BEGIN DATA FOR THIS TASK
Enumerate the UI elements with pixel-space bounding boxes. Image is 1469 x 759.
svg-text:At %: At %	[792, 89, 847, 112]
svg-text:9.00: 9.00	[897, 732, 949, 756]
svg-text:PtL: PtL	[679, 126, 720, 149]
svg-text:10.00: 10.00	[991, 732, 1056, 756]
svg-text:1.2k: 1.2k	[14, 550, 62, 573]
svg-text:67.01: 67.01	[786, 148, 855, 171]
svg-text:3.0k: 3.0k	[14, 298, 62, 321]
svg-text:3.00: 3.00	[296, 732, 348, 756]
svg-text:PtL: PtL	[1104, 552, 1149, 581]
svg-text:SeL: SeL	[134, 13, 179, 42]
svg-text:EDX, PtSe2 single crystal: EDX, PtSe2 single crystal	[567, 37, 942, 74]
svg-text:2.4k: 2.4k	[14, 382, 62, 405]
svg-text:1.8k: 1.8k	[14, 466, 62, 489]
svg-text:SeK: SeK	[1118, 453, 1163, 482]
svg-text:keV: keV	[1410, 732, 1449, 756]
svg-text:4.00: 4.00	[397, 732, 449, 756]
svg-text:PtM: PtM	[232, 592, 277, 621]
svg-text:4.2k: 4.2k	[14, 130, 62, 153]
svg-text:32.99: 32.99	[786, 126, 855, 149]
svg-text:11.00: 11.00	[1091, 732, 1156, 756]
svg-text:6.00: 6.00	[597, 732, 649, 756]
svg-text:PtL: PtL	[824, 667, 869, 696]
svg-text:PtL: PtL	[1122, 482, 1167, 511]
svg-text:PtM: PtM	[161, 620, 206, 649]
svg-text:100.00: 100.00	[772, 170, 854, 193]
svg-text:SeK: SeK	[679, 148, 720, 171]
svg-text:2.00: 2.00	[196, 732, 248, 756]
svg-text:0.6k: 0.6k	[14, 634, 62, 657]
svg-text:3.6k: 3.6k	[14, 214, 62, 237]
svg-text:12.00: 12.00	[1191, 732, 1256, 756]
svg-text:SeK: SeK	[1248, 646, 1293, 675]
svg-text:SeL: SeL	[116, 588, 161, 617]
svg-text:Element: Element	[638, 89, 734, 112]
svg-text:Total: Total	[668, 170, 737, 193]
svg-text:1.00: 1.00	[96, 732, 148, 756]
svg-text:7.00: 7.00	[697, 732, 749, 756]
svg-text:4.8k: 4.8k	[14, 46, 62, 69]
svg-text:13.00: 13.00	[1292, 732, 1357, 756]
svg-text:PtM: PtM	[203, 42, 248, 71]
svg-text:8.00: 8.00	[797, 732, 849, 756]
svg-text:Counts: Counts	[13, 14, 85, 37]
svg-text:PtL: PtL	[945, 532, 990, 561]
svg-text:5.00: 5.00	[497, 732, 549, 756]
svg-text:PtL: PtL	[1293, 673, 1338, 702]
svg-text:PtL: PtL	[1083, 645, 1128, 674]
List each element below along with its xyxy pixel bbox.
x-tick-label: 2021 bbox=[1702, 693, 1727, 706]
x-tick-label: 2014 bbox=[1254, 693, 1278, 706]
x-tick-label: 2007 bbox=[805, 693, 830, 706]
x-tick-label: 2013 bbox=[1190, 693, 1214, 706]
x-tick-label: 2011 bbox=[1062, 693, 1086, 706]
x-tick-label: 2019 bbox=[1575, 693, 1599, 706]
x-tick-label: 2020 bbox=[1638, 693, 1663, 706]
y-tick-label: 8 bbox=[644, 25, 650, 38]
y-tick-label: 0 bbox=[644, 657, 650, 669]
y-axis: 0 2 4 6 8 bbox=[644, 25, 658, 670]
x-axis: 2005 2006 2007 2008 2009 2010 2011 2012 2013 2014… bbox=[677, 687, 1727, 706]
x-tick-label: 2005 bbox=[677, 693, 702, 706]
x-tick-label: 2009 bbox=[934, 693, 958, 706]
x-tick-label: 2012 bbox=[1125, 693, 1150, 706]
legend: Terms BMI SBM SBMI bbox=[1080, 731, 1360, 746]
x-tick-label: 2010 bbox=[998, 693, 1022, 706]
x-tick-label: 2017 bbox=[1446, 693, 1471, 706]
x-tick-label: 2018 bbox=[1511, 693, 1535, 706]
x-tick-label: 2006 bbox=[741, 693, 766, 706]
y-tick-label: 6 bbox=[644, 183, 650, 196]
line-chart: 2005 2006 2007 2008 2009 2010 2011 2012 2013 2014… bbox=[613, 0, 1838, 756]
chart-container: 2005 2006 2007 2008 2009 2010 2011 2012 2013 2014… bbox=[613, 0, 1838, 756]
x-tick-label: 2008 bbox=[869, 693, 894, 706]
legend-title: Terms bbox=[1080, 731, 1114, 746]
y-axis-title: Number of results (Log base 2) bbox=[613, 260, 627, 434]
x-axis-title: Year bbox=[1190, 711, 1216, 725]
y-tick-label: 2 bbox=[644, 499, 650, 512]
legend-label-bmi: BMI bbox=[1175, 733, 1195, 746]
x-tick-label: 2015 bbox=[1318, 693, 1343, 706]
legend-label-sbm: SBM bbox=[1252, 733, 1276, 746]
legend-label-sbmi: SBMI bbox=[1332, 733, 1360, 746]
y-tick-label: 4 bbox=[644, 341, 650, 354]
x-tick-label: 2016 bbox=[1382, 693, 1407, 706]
END DATA FOR THIS TASK
• _DIRECTIVE_: Reproduce, without any change, every line of the items from the very first line through the line containing "466, 62, 489]", with both ends included.

• _EXERCISE ANSWER_:
Enumerate the UI elements with pixel-space bounding boxes. Image is 1469 x 759.
svg-text:At %: At %	[792, 89, 847, 112]
svg-text:9.00: 9.00	[897, 732, 949, 756]
svg-text:PtL: PtL	[679, 126, 720, 149]
svg-text:10.00: 10.00	[991, 732, 1056, 756]
svg-text:1.2k: 1.2k	[14, 550, 62, 573]
svg-text:67.01: 67.01	[786, 148, 855, 171]
svg-text:3.0k: 3.0k	[14, 298, 62, 321]
svg-text:3.00: 3.00	[296, 732, 348, 756]
svg-text:PtL: PtL	[1104, 552, 1149, 581]
svg-text:SeL: SeL	[134, 13, 179, 42]
svg-text:EDX, PtSe2 single crystal: EDX, PtSe2 single crystal	[567, 37, 942, 74]
svg-text:2.4k: 2.4k	[14, 382, 62, 405]
svg-text:1.8k: 1.8k	[14, 466, 62, 489]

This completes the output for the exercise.